- What the exercise asks
Return the listing below unchanged, minus its pictures.

── Recorded data ──

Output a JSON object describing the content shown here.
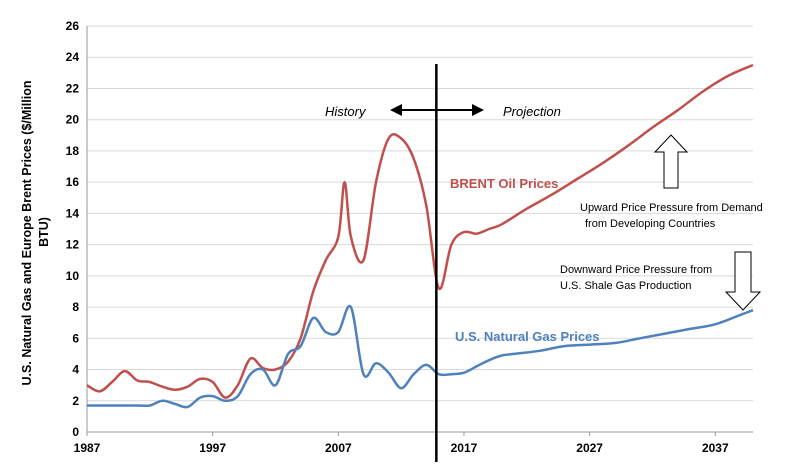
{
  "chart_data": {
    "type": "line",
    "ylabel_line1": "U.S. Natural Gas and Europe Brent Prices ($/Million",
    "ylabel_line2": "BTU)",
    "ylim": [
      0,
      26
    ],
    "yticks": [
      0,
      2,
      4,
      6,
      8,
      10,
      12,
      14,
      16,
      18,
      20,
      22,
      24,
      26
    ],
    "xlim": [
      1987,
      2040
    ],
    "xticks": [
      1987,
      1997,
      2007,
      2017,
      2027,
      2037
    ],
    "grid": "horizontal",
    "divider_year": 2014.8,
    "history_label": "History",
    "projection_label": "Projection",
    "series": [
      {
        "name": "BRENT Oil Prices",
        "color": "#c0504d",
        "x": [
          1987,
          1988,
          1989,
          1990,
          1991,
          1992,
          1993,
          1994,
          1995,
          1996,
          1997,
          1998,
          1999,
          2000,
          2001,
          2002,
          2003,
          2004,
          2005,
          2006,
          2007,
          2007.5,
          2008,
          2009,
          2010,
          2011,
          2012,
          2013,
          2014,
          2015,
          2016,
          2017,
          2018,
          2019,
          2020,
          2022,
          2024,
          2026,
          2028,
          2030,
          2032,
          2034,
          2036,
          2038,
          2040
        ],
        "values": [
          3.0,
          2.6,
          3.2,
          3.9,
          3.3,
          3.2,
          2.9,
          2.7,
          2.9,
          3.4,
          3.2,
          2.2,
          3.0,
          4.7,
          4.1,
          4.0,
          4.5,
          6.0,
          9.0,
          11.0,
          12.5,
          16.0,
          12.5,
          11.0,
          16.0,
          18.8,
          18.8,
          17.5,
          14.5,
          9.2,
          12.0,
          12.8,
          12.7,
          13.0,
          13.3,
          14.3,
          15.2,
          16.2,
          17.2,
          18.3,
          19.5,
          20.6,
          21.8,
          22.8,
          23.5
        ]
      },
      {
        "name": "U.S. Natural Gas Prices",
        "color": "#4f81bd",
        "x": [
          1987,
          1988,
          1989,
          1990,
          1991,
          1992,
          1993,
          1994,
          1995,
          1996,
          1997,
          1998,
          1999,
          2000,
          2001,
          2002,
          2003,
          2004,
          2005,
          2006,
          2007,
          2008,
          2009,
          2010,
          2011,
          2012,
          2013,
          2014,
          2015,
          2016,
          2017,
          2018,
          2019,
          2020,
          2021,
          2023,
          2025,
          2027,
          2029,
          2031,
          2033,
          2035,
          2037,
          2039,
          2040
        ],
        "values": [
          1.7,
          1.7,
          1.7,
          1.7,
          1.7,
          1.7,
          2.0,
          1.8,
          1.6,
          2.2,
          2.3,
          2.0,
          2.3,
          3.7,
          4.0,
          3.0,
          5.0,
          5.5,
          7.3,
          6.4,
          6.4,
          8.0,
          3.7,
          4.4,
          3.8,
          2.8,
          3.7,
          4.3,
          3.7,
          3.7,
          3.8,
          4.2,
          4.6,
          4.9,
          5.0,
          5.2,
          5.5,
          5.6,
          5.7,
          6.0,
          6.3,
          6.6,
          6.9,
          7.5,
          7.8
        ]
      }
    ],
    "annotations": {
      "brent_label": "BRENT Oil Prices",
      "gas_label": "U.S. Natural Gas Prices",
      "upward_line1": "Upward Price Pressure from Demand",
      "upward_line2": "from Developing Countries",
      "downward_line1": "Downward Price Pressure from",
      "downward_line2": "U.S. Shale Gas Production"
    }
  }
}
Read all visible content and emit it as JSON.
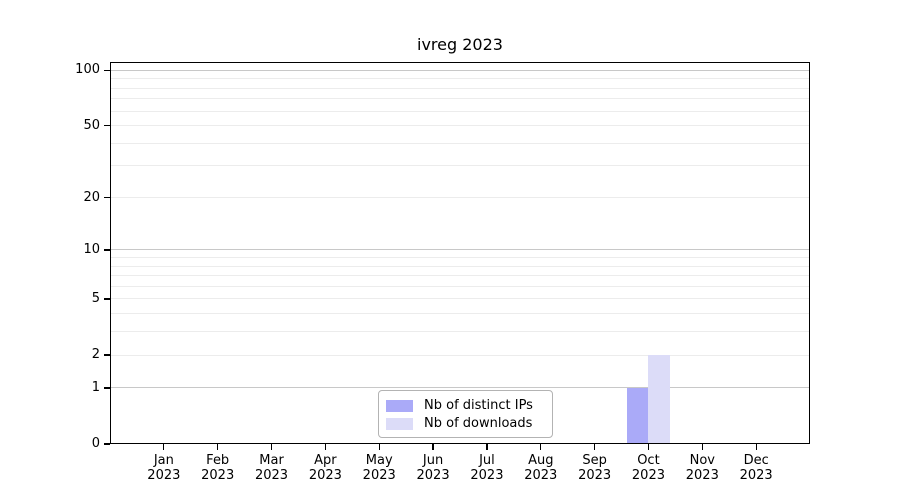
{
  "title": "ivreg 2023",
  "chart_data": {
    "type": "bar",
    "title": "ivreg 2023",
    "categories": [
      "Jan 2023",
      "Feb 2023",
      "Mar 2023",
      "Apr 2023",
      "May 2023",
      "Jun 2023",
      "Jul 2023",
      "Aug 2023",
      "Sep 2023",
      "Oct 2023",
      "Nov 2023",
      "Dec 2023"
    ],
    "series": [
      {
        "name": "Nb of distinct IPs",
        "color": "#aaaaf8",
        "values": [
          0,
          0,
          0,
          0,
          0,
          0,
          0,
          0,
          0,
          1,
          0,
          0
        ]
      },
      {
        "name": "Nb of downloads",
        "color": "#dcdcf8",
        "values": [
          0,
          0,
          0,
          0,
          0,
          0,
          0,
          0,
          0,
          2,
          0,
          0
        ]
      }
    ],
    "xlabel": "",
    "ylabel": "",
    "yscale": "log1p",
    "ylim": [
      0,
      111
    ],
    "y_ticks": [
      0,
      1,
      2,
      5,
      10,
      20,
      50,
      100
    ],
    "y_major_gridlines": [
      1,
      10,
      100
    ],
    "y_minor_gridlines": [
      2,
      3,
      4,
      5,
      6,
      7,
      8,
      9,
      20,
      30,
      40,
      50,
      60,
      70,
      80,
      90
    ],
    "grid": "horizontal",
    "legend_position": "inside-bottom-center"
  },
  "colors": {
    "background": "#ffffff",
    "axis": "#000000",
    "major_grid": "#c8c8c8",
    "minor_grid": "#ececec",
    "bar_distinct_ips": "#aaaaf8",
    "bar_downloads": "#dcdcf8",
    "legend_border": "#b3b3b3"
  }
}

───

- Task result
Output a JSON object describing the content shown here.
{
  "chart_data": {
    "type": "line",
    "ylabel_line1": "U.S. Natural Gas and Europe Brent Prices ($/Million",
    "ylabel_line2": "BTU)",
    "ylim": [
      0,
      26
    ],
    "yticks": [
      0,
      2,
      4,
      6,
      8,
      10,
      12,
      14,
      16,
      18,
      20,
      22,
      24,
      26
    ],
    "xlim": [
      1987,
      2040
    ],
    "xticks": [
      1987,
      1997,
      2007,
      2017,
      2027,
      2037
    ],
    "grid": "horizontal",
    "divider_year": 2014.8,
    "history_label": "History",
    "projection_label": "Projection",
    "series": [
      {
        "name": "BRENT Oil Prices",
        "color": "#c0504d",
        "x": [
          1987,
          1988,
          1989,
          1990,
          1991,
          1992,
          1993,
          1994,
          1995,
          1996,
          1997,
          1998,
          1999,
          2000,
          2001,
          2002,
          2003,
          2004,
          2005,
          2006,
          2007,
          2007.5,
          2008,
          2009,
          2010,
          2011,
          2012,
          2013,
          2014,
          2015,
          2016,
          2017,
          2018,
          2019,
          2020,
          2022,
          2024,
          2026,
          2028,
          2030,
          2032,
          2034,
          2036,
          2038,
          2040
        ],
        "values": [
          3.0,
          2.6,
          3.2,
          3.9,
          3.3,
          3.2,
          2.9,
          2.7,
          2.9,
          3.4,
          3.2,
          2.2,
          3.0,
          4.7,
          4.1,
          4.0,
          4.5,
          6.0,
          9.0,
          11.0,
          12.5,
          16.0,
          12.5,
          11.0,
          16.0,
          18.8,
          18.8,
          17.5,
          14.5,
          9.2,
          12.0,
          12.8,
          12.7,
          13.0,
          13.3,
          14.3,
          15.2,
          16.2,
          17.2,
          18.3,
          19.5,
          20.6,
          21.8,
          22.8,
          23.5
        ]
      },
      {
        "name": "U.S. Natural Gas Prices",
        "color": "#4f81bd",
        "x": [
          1987,
          1988,
          1989,
          1990,
          1991,
          1992,
          1993,
          1994,
          1995,
          1996,
          1997,
          1998,
          1999,
          2000,
          2001,
          2002,
          2003,
          2004,
          2005,
          2006,
          2007,
          2008,
          2009,
          2010,
          2011,
          2012,
          2013,
          2014,
          2015,
          2016,
          2017,
          2018,
          2019,
          2020,
          2021,
          2023,
          2025,
          2027,
          2029,
          2031,
          2033,
          2035,
          2037,
          2039,
          2040
        ],
        "values": [
          1.7,
          1.7,
          1.7,
          1.7,
          1.7,
          1.7,
          2.0,
          1.8,
          1.6,
          2.2,
          2.3,
          2.0,
          2.3,
          3.7,
          4.0,
          3.0,
          5.0,
          5.5,
          7.3,
          6.4,
          6.4,
          8.0,
          3.7,
          4.4,
          3.8,
          2.8,
          3.7,
          4.3,
          3.7,
          3.7,
          3.8,
          4.2,
          4.6,
          4.9,
          5.0,
          5.2,
          5.5,
          5.6,
          5.7,
          6.0,
          6.3,
          6.6,
          6.9,
          7.5,
          7.8
        ]
      }
    ],
    "annotations": {
      "brent_label": "BRENT Oil Prices",
      "gas_label": "U.S. Natural Gas Prices",
      "upward_line1": "Upward Price Pressure from Demand",
      "upward_line2": "from Developing Countries",
      "downward_line1": "Downward Price Pressure from",
      "downward_line2": "U.S. Shale Gas Production"
    }
  }
}
Read all visible content and emit it as JSON.
{
  "title": "ivreg 2023",
  "chart_data": {
    "type": "bar",
    "title": "ivreg 2023",
    "categories": [
      "Jan 2023",
      "Feb 2023",
      "Mar 2023",
      "Apr 2023",
      "May 2023",
      "Jun 2023",
      "Jul 2023",
      "Aug 2023",
      "Sep 2023",
      "Oct 2023",
      "Nov 2023",
      "Dec 2023"
    ],
    "series": [
      {
        "name": "Nb of distinct IPs",
        "color": "#aaaaf8",
        "values": [
          0,
          0,
          0,
          0,
          0,
          0,
          0,
          0,
          0,
          1,
          0,
          0
        ]
      },
      {
        "name": "Nb of downloads",
        "color": "#dcdcf8",
        "values": [
          0,
          0,
          0,
          0,
          0,
          0,
          0,
          0,
          0,
          2,
          0,
          0
        ]
      }
    ],
    "xlabel": "",
    "ylabel": "",
    "yscale": "log1p",
    "ylim": [
      0,
      111
    ],
    "y_ticks": [
      0,
      1,
      2,
      5,
      10,
      20,
      50,
      100
    ],
    "y_major_gridlines": [
      1,
      10,
      100
    ],
    "y_minor_gridlines": [
      2,
      3,
      4,
      5,
      6,
      7,
      8,
      9,
      20,
      30,
      40,
      50,
      60,
      70,
      80,
      90
    ],
    "grid": "horizontal",
    "legend_position": "inside-bottom-center"
  },
  "colors": {
    "background": "#ffffff",
    "axis": "#000000",
    "major_grid": "#c8c8c8",
    "minor_grid": "#ececec",
    "bar_distinct_ips": "#aaaaf8",
    "bar_downloads": "#dcdcf8",
    "legend_border": "#b3b3b3"
  }
}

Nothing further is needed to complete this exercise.